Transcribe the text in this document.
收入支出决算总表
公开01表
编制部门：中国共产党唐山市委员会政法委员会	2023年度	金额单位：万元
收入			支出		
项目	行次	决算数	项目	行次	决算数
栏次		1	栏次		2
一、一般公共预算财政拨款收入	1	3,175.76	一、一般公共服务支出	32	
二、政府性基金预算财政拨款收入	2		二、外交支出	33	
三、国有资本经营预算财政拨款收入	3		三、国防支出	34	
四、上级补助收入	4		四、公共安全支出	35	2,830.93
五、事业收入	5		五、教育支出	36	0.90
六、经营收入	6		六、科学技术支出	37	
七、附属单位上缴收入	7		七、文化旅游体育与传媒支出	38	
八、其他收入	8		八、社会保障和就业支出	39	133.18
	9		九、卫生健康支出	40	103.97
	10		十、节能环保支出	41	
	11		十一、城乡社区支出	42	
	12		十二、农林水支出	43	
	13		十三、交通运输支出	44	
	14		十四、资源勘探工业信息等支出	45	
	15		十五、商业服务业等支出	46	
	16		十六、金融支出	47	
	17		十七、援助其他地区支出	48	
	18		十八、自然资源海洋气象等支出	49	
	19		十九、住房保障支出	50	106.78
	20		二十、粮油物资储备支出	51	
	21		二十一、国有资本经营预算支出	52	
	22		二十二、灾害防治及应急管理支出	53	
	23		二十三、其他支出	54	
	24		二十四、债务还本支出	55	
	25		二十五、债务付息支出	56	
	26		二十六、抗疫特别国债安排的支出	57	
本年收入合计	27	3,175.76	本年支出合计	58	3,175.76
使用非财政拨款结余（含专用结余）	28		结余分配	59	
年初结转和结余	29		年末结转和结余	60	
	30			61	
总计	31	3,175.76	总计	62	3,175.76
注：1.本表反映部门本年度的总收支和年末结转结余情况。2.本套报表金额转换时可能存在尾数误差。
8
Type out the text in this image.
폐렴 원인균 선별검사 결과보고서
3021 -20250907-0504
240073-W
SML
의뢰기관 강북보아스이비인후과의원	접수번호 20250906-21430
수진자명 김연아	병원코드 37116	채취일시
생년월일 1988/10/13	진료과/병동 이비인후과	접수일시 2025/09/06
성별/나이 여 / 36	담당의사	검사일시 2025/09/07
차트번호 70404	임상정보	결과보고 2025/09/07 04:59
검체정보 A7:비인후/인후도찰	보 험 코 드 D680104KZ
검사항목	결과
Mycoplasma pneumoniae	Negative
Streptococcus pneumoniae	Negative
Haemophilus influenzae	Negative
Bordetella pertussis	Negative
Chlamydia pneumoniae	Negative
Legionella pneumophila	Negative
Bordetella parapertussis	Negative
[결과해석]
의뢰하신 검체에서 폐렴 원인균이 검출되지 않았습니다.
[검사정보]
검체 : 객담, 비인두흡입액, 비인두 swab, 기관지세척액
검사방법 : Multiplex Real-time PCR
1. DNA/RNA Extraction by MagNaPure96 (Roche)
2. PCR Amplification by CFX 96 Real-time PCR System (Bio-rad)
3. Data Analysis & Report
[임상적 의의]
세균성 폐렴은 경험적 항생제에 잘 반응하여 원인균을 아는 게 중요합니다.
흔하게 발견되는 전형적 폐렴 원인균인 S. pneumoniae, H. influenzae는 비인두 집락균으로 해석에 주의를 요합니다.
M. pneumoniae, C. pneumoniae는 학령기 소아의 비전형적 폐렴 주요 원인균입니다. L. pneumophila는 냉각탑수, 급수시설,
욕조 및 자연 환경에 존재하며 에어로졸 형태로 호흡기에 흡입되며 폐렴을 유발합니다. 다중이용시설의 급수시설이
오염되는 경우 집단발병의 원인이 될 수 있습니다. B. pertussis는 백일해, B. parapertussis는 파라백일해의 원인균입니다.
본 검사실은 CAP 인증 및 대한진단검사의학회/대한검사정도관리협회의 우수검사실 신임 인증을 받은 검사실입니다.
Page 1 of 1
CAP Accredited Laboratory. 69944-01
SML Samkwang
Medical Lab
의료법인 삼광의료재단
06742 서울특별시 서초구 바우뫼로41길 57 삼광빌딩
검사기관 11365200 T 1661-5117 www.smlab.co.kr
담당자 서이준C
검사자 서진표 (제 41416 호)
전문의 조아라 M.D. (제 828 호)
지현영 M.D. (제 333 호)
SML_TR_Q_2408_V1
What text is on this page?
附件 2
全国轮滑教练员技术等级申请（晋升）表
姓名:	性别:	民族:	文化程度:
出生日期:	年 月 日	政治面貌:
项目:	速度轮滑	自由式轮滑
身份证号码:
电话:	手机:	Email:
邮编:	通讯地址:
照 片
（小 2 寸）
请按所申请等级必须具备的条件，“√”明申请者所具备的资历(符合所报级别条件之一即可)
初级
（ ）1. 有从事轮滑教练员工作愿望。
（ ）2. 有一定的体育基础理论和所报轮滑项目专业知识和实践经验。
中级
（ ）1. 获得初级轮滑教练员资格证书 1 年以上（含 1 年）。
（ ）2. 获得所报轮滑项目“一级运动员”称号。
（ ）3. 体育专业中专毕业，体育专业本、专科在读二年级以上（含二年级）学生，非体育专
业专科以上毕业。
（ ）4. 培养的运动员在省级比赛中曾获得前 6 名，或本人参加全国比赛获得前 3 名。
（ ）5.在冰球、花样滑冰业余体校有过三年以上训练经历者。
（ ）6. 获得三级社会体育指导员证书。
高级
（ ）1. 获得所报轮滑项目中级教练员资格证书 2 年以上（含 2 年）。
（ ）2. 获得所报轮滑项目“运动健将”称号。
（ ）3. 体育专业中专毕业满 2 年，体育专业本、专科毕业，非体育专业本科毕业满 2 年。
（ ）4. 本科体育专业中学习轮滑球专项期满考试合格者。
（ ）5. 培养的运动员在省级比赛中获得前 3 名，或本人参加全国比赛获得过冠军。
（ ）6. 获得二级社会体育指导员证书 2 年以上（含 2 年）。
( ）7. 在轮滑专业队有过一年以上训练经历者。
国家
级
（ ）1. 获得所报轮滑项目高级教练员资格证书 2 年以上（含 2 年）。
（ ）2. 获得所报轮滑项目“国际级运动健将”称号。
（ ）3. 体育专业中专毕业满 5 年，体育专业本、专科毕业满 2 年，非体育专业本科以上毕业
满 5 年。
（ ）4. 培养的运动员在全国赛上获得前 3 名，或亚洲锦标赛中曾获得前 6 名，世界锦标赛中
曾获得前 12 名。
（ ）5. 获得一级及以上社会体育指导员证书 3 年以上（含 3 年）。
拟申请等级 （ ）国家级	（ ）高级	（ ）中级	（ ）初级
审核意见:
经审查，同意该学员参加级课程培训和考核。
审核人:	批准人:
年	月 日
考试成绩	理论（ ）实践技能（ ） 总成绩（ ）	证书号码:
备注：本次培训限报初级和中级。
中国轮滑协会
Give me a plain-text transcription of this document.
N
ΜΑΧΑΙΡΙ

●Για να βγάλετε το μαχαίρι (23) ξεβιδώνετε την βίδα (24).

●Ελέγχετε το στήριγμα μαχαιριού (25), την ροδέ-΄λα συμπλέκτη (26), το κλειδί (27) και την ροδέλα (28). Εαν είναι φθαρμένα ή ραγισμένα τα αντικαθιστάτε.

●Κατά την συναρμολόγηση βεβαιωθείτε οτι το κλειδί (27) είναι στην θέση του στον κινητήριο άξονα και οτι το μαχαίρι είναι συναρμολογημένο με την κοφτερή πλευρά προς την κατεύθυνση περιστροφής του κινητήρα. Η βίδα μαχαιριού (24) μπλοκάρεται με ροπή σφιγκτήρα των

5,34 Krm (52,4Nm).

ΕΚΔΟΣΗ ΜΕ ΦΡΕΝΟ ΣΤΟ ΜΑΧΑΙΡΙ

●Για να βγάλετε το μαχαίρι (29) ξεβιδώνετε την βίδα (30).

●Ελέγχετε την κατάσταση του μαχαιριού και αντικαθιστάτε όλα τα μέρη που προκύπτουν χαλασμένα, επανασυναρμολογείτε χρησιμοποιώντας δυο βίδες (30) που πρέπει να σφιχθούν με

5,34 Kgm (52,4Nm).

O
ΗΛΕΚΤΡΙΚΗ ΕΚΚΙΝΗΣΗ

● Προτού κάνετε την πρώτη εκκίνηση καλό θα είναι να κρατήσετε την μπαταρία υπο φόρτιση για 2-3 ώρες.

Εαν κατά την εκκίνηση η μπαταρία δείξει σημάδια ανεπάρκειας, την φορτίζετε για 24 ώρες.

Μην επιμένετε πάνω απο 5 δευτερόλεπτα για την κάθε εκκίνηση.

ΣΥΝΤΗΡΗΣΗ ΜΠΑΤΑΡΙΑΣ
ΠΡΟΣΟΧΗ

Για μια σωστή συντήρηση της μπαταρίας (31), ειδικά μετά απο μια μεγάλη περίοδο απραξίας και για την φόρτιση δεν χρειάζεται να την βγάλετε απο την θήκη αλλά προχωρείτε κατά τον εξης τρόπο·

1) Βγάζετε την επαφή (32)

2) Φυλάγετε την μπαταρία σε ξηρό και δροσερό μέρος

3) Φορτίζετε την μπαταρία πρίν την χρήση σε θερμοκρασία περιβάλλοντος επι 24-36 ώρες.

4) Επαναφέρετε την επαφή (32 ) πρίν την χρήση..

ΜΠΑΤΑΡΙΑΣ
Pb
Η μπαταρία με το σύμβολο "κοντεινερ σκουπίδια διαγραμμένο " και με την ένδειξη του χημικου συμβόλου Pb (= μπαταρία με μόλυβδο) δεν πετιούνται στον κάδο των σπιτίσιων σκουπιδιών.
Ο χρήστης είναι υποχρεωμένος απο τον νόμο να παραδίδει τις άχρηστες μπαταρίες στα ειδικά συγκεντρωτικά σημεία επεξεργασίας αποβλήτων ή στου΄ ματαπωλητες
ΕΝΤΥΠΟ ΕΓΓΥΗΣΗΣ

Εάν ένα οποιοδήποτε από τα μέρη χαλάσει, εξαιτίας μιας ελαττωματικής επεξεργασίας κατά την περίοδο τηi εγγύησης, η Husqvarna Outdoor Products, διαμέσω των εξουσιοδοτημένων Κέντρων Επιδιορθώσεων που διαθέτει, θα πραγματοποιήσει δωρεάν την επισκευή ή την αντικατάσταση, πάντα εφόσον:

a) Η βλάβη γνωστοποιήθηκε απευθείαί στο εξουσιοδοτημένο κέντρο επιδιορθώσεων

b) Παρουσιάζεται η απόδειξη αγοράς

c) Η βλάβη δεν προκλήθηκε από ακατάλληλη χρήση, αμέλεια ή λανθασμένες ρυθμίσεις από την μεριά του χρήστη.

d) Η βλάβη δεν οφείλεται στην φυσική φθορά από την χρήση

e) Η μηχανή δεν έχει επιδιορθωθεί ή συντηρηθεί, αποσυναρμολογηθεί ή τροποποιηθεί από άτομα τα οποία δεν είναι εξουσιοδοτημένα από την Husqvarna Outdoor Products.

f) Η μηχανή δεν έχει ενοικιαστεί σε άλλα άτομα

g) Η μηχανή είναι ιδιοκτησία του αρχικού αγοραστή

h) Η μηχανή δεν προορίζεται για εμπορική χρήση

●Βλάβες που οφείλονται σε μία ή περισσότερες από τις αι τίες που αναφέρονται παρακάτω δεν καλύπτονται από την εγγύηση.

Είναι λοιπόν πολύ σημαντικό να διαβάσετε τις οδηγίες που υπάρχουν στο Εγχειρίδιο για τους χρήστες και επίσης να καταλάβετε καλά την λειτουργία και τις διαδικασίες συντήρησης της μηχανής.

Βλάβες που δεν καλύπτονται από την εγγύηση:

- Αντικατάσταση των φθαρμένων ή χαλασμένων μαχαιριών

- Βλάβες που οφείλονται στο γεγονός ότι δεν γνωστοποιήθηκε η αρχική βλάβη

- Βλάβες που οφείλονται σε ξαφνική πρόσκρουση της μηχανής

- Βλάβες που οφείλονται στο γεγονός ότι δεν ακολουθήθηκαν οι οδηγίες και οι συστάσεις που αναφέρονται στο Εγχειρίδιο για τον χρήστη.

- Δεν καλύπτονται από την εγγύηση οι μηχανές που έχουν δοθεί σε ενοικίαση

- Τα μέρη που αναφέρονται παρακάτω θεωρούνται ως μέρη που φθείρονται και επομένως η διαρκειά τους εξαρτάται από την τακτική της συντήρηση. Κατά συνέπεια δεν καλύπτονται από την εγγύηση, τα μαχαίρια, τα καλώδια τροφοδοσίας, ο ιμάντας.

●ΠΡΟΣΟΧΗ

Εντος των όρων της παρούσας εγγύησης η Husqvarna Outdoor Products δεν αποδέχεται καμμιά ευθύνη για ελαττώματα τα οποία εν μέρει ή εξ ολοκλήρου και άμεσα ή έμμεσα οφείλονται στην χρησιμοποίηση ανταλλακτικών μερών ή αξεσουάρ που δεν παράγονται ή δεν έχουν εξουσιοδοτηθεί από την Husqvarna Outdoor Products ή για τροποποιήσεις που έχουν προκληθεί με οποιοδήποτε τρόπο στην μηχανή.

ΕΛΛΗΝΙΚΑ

----

To do:
Pull out each line of the records holding the string "ώρες".

Correct output:
● Προτού κάνετε την πρώτη εκκίνηση καλό θα είναι να κρατήσετε την μπαταρία υπο φόρτιση για 2-3 ώρες.
Εαν κατά την εκκίνηση η μπαταρία δείξει σημάδια ανεπάρκειας, την φορτίζετε για 24 ώρες.
3) Φορτίζετε την μπαταρία πρίν την χρήση σε θερμοκρασία περιβάλλοντος επι 24-36 ώρες.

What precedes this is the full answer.